**Stated goal**.
Reproduce every one of the records below line for line, without the pictures.
-- START --
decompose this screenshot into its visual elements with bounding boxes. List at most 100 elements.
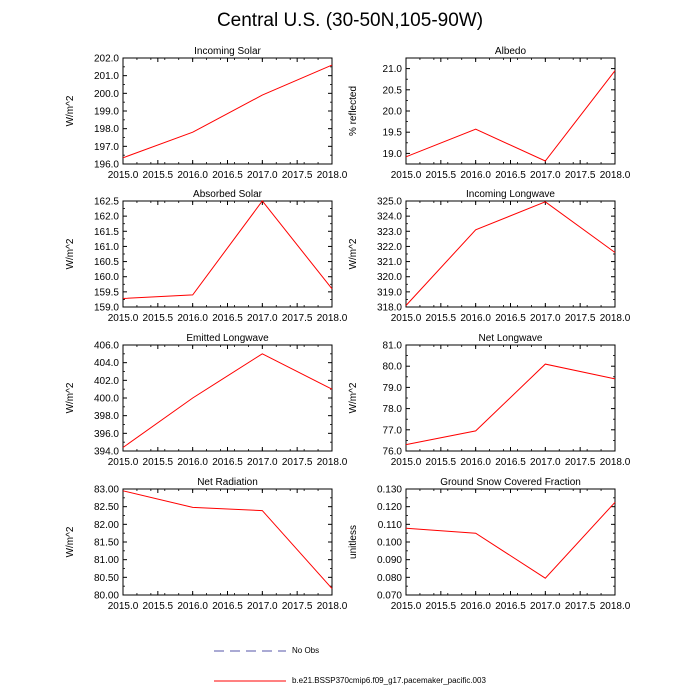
y-tick-label: 0.110: [378, 520, 403, 531]
series-line: [122, 490, 333, 589]
y-tick-label: 20.5: [383, 85, 403, 96]
x-tick-label: 2015.5: [143, 457, 174, 468]
plot-frame: [122, 57, 333, 165]
y-tick-label: 400.0: [94, 394, 119, 405]
panel-title: Emitted Longwave: [186, 333, 269, 344]
series-line: [122, 353, 333, 448]
y-tick-label: 402.0: [94, 376, 119, 387]
plot-frame: [122, 344, 333, 452]
series-line: [405, 70, 616, 162]
y-tick-label: 0.090: [377, 555, 402, 566]
y-tick-label: 159.0: [94, 303, 119, 314]
x-tick-label: 2015.0: [108, 457, 139, 468]
panel-title: Incoming Longwave: [466, 189, 555, 200]
x-tick-label: 2017.0: [247, 313, 278, 324]
y-tick-label: 199.0: [94, 107, 119, 118]
series-line: [122, 200, 333, 299]
y-tick-label: 0.070: [377, 591, 402, 602]
x-tick-label: 2018.0: [600, 457, 631, 468]
plot-frame: [122, 488, 333, 596]
panel-title: Ground Snow Covered Fraction: [440, 477, 581, 488]
x-tick-label: 2018.0: [317, 170, 348, 181]
x-tick-label: 2015.0: [391, 457, 422, 468]
x-tick-label: 2016.0: [460, 313, 491, 324]
y-axis-label: % reflected: [348, 86, 359, 136]
x-tick-label: 2015.5: [143, 170, 174, 181]
y-tick-label: 318.0: [377, 303, 402, 314]
y-tick-label: 202.0: [94, 54, 119, 65]
panel-title: Incoming Solar: [194, 46, 261, 57]
y-tick-label: 80.00: [94, 591, 119, 602]
panel-ground-snow-covered-fraction: Ground Snow Covered Fraction 2015.0 2015.5…: [348, 477, 631, 612]
y-tick-label: 325.0: [377, 197, 402, 208]
y-tick-label: 19.5: [383, 128, 403, 139]
y-tick-label: 396.0: [94, 429, 119, 440]
panel-emitted-longwave: Emitted Longwave 2015.0 2015.5 2016.0 2016.5…: [65, 333, 348, 468]
x-tick-label: 2016.5: [212, 313, 243, 324]
x-tick-label: 2018.0: [600, 601, 631, 612]
y-axis-label: W/m^2: [65, 238, 76, 269]
x-tick-label: 2015.5: [143, 601, 174, 612]
y-tick-label: 81.50: [94, 538, 119, 549]
panel-absorbed-solar: Absorbed Solar 2015.0 2015.5 2016.0 2016.5 20…: [65, 189, 348, 324]
x-tick-label: 2017.0: [530, 170, 561, 181]
y-tick-label: 398.0: [94, 411, 119, 422]
x-tick-label: 2015.0: [108, 601, 139, 612]
y-tick-label: 197.0: [94, 142, 119, 153]
plot-frame: [405, 488, 616, 596]
y-tick-label: 323.0: [377, 227, 402, 238]
panel-net-longwave: Net Longwave 2015.0 2015.5 2016.0 2016.5 2017…: [348, 333, 631, 468]
plot-frame: [122, 200, 333, 308]
x-tick-label: 2018.0: [317, 313, 348, 324]
x-tick-label: 2015.0: [391, 313, 422, 324]
y-tick-label: 80.50: [94, 573, 119, 584]
x-tick-label: 2016.5: [495, 170, 526, 181]
y-axis-label: W/m^2: [348, 238, 359, 269]
x-tick-label: 2017.5: [282, 601, 313, 612]
x-tick-label: 2017.0: [247, 601, 278, 612]
x-tick-label: 2018.0: [317, 601, 348, 612]
x-tick-label: 2017.5: [282, 457, 313, 468]
y-tick-label: 161.0: [94, 242, 119, 253]
y-tick-label: 82.00: [94, 520, 119, 531]
panel-incoming-longwave: Incoming Longwave 2015.0 2015.5 2016.0 2016.…: [348, 189, 631, 324]
y-tick-label: 161.5: [94, 227, 119, 238]
y-tick-label: 80.0: [383, 362, 403, 373]
panel-albedo: Albedo 2015.0 2015.5 2016.0 2016.5 2017.0 2017…: [348, 46, 631, 181]
y-axis-label: W/m^2: [65, 382, 76, 413]
y-tick-label: 78.0: [383, 404, 403, 415]
series-line: [405, 501, 616, 579]
x-tick-label: 2017.0: [247, 457, 278, 468]
y-tick-label: 321.0: [377, 257, 402, 268]
y-tick-label: 406.0: [94, 341, 119, 352]
x-tick-label: 2016.0: [460, 170, 491, 181]
x-tick-label: 2015.5: [426, 601, 457, 612]
x-tick-label: 2016.0: [177, 313, 208, 324]
x-tick-label: 2017.5: [282, 313, 313, 324]
x-tick-label: 2017.5: [565, 457, 596, 468]
x-tick-label: 2016.0: [177, 601, 208, 612]
y-tick-label: 322.0: [377, 242, 402, 253]
y-tick-label: 76.0: [383, 447, 403, 458]
y-tick-label: 81.0: [383, 341, 403, 352]
x-tick-label: 2017.5: [565, 313, 596, 324]
y-tick-label: 319.0: [377, 287, 402, 298]
x-tick-label: 2015.5: [426, 457, 457, 468]
x-tick-label: 2017.5: [282, 170, 313, 181]
y-tick-label: 83.00: [94, 485, 119, 496]
y-tick-label: 198.0: [94, 124, 119, 135]
y-axis-label: W/m^2: [65, 95, 76, 126]
y-tick-label: 394.0: [94, 447, 119, 458]
page-title: Central U.S. (30-50N,105-90W): [216, 10, 484, 31]
x-tick-label: 2016.5: [212, 601, 243, 612]
x-tick-label: 2017.5: [565, 170, 596, 181]
y-tick-label: 324.0: [377, 212, 402, 223]
y-tick-label: 0.130: [377, 485, 402, 496]
y-tick-label: 162.0: [94, 212, 119, 223]
x-tick-label: 2016.5: [495, 601, 526, 612]
y-tick-label: 19.0: [383, 149, 403, 160]
series-line: [122, 64, 333, 159]
x-tick-label: 2016.0: [177, 457, 208, 468]
y-tick-label: 0.100: [377, 538, 402, 549]
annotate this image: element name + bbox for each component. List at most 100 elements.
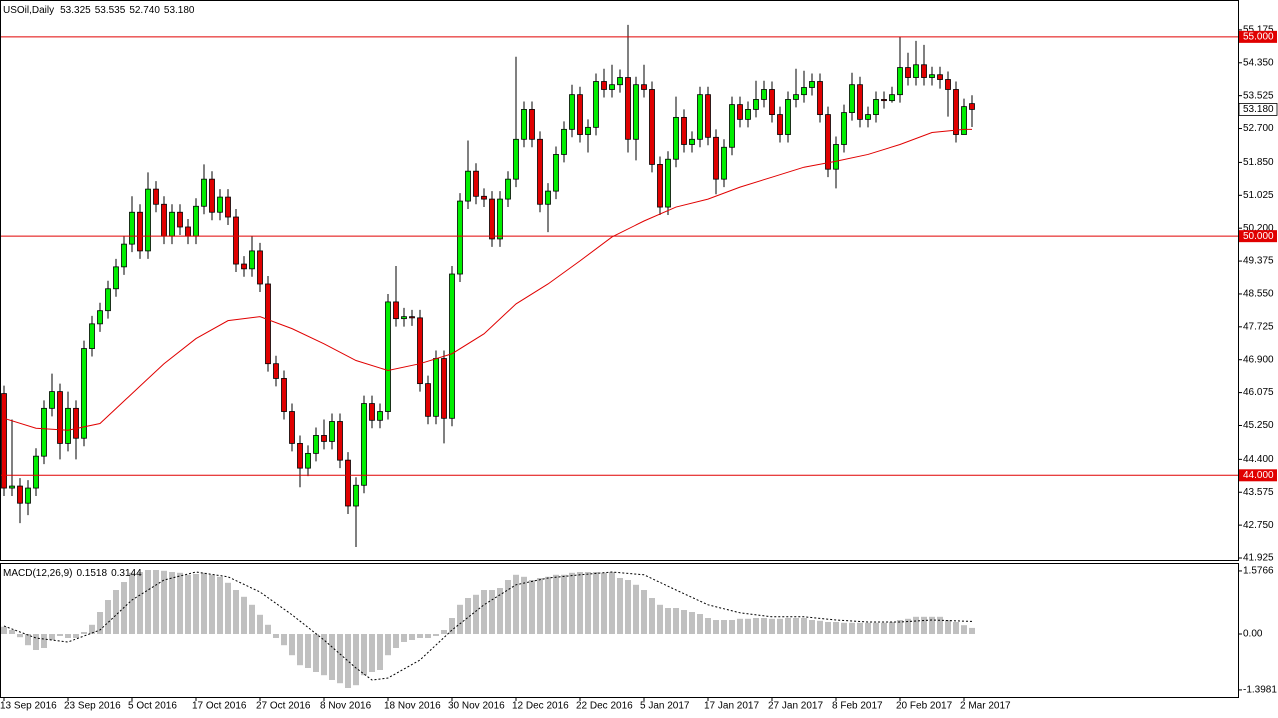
-- END --
**Result below**.
decompose this screenshot into its visual elements with bounding boxes. List at most 100 elements.
y-tick-label: 0.110: [378, 520, 403, 531]
series-line: [122, 490, 333, 589]
y-tick-label: 20.5: [383, 85, 403, 96]
x-tick-label: 2015.5: [143, 457, 174, 468]
plot-frame: [122, 57, 333, 165]
y-tick-label: 400.0: [94, 394, 119, 405]
panel-title: Emitted Longwave: [186, 333, 269, 344]
series-line: [122, 353, 333, 448]
y-tick-label: 402.0: [94, 376, 119, 387]
plot-frame: [122, 344, 333, 452]
series-line: [405, 70, 616, 162]
y-tick-label: 0.090: [377, 555, 402, 566]
y-tick-label: 159.0: [94, 303, 119, 314]
x-tick-label: 2015.0: [108, 457, 139, 468]
panel-title: Incoming Longwave: [466, 189, 555, 200]
x-tick-label: 2017.0: [247, 313, 278, 324]
y-tick-label: 199.0: [94, 107, 119, 118]
series-line: [122, 200, 333, 299]
y-tick-label: 0.070: [377, 591, 402, 602]
x-tick-label: 2018.0: [600, 457, 631, 468]
plot-frame: [122, 488, 333, 596]
panel-title: Ground Snow Covered Fraction: [440, 477, 581, 488]
x-tick-label: 2018.0: [317, 170, 348, 181]
x-tick-label: 2015.0: [391, 457, 422, 468]
x-tick-label: 2016.0: [460, 313, 491, 324]
y-axis-label: % reflected: [348, 86, 359, 136]
x-tick-label: 2015.5: [143, 170, 174, 181]
y-tick-label: 318.0: [377, 303, 402, 314]
y-tick-label: 202.0: [94, 54, 119, 65]
panel-title: Incoming Solar: [194, 46, 261, 57]
y-tick-label: 80.00: [94, 591, 119, 602]
panel-ground-snow-covered-fraction: Ground Snow Covered Fraction 2015.0 2015.5…: [348, 477, 631, 612]
y-tick-label: 325.0: [377, 197, 402, 208]
y-tick-label: 19.5: [383, 128, 403, 139]
y-tick-label: 396.0: [94, 429, 119, 440]
panel-emitted-longwave: Emitted Longwave 2015.0 2015.5 2016.0 2016.5…: [65, 333, 348, 468]
x-tick-label: 2016.5: [212, 313, 243, 324]
x-tick-label: 2018.0: [600, 601, 631, 612]
y-axis-label: W/m^2: [65, 238, 76, 269]
x-tick-label: 2015.5: [143, 601, 174, 612]
y-tick-label: 81.50: [94, 538, 119, 549]
panel-absorbed-solar: Absorbed Solar 2015.0 2015.5 2016.0 2016.5 20…: [65, 189, 348, 324]
x-tick-label: 2017.0: [530, 170, 561, 181]
y-tick-label: 398.0: [94, 411, 119, 422]
x-tick-label: 2015.0: [108, 601, 139, 612]
y-tick-label: 197.0: [94, 142, 119, 153]
plot-frame: [405, 488, 616, 596]
y-tick-label: 323.0: [377, 227, 402, 238]
panel-net-longwave: Net Longwave 2015.0 2015.5 2016.0 2016.5 2017…: [348, 333, 631, 468]
plot-frame: [122, 200, 333, 308]
x-tick-label: 2018.0: [317, 313, 348, 324]
x-tick-label: 2015.0: [391, 313, 422, 324]
y-tick-label: 80.50: [94, 573, 119, 584]
x-tick-label: 2016.5: [495, 170, 526, 181]
y-axis-label: W/m^2: [348, 238, 359, 269]
x-tick-label: 2017.5: [282, 601, 313, 612]
x-tick-label: 2017.0: [247, 601, 278, 612]
x-tick-label: 2018.0: [317, 601, 348, 612]
x-tick-label: 2017.5: [282, 457, 313, 468]
y-tick-label: 161.0: [94, 242, 119, 253]
y-tick-label: 82.00: [94, 520, 119, 531]
panel-incoming-longwave: Incoming Longwave 2015.0 2015.5 2016.0 2016.…: [348, 189, 631, 324]
y-tick-label: 161.5: [94, 227, 119, 238]
y-tick-label: 80.0: [383, 362, 403, 373]
panel-albedo: Albedo 2015.0 2015.5 2016.0 2016.5 2017.0 2017…: [348, 46, 631, 181]
y-axis-label: W/m^2: [65, 382, 76, 413]
y-tick-label: 78.0: [383, 404, 403, 415]
series-line: [405, 501, 616, 579]
x-tick-label: 2017.0: [247, 457, 278, 468]
y-tick-label: 321.0: [377, 257, 402, 268]
y-tick-label: 406.0: [94, 341, 119, 352]
x-tick-label: 2016.0: [460, 170, 491, 181]
x-tick-label: 2015.5: [426, 601, 457, 612]
x-tick-label: 2016.0: [177, 313, 208, 324]
x-tick-label: 2017.5: [282, 313, 313, 324]
x-tick-label: 2017.5: [565, 457, 596, 468]
x-tick-label: 2016.0: [177, 601, 208, 612]
y-tick-label: 322.0: [377, 242, 402, 253]
y-tick-label: 76.0: [383, 447, 403, 458]
y-tick-label: 81.0: [383, 341, 403, 352]
x-tick-label: 2017.5: [565, 313, 596, 324]
y-tick-label: 319.0: [377, 287, 402, 298]
x-tick-label: 2015.5: [426, 457, 457, 468]
x-tick-label: 2017.5: [282, 170, 313, 181]
y-tick-label: 83.00: [94, 485, 119, 496]
y-tick-label: 198.0: [94, 124, 119, 135]
y-axis-label: W/m^2: [65, 95, 76, 126]
y-tick-label: 394.0: [94, 447, 119, 458]
page-title: Central U.S. (30-50N,105-90W): [216, 10, 484, 31]
x-tick-label: 2016.5: [212, 601, 243, 612]
x-tick-label: 2017.5: [565, 170, 596, 181]
y-tick-label: 324.0: [377, 212, 402, 223]
y-tick-label: 0.130: [377, 485, 402, 496]
y-tick-label: 162.0: [94, 212, 119, 223]
x-tick-label: 2016.5: [495, 601, 526, 612]
y-tick-label: 19.0: [383, 149, 403, 160]
series-line: [122, 64, 333, 159]
x-tick-label: 2016.0: [177, 457, 208, 468]
y-tick-label: 0.100: [377, 538, 402, 549]
annotate this image: element name + bbox for each component. List at most 100 elements.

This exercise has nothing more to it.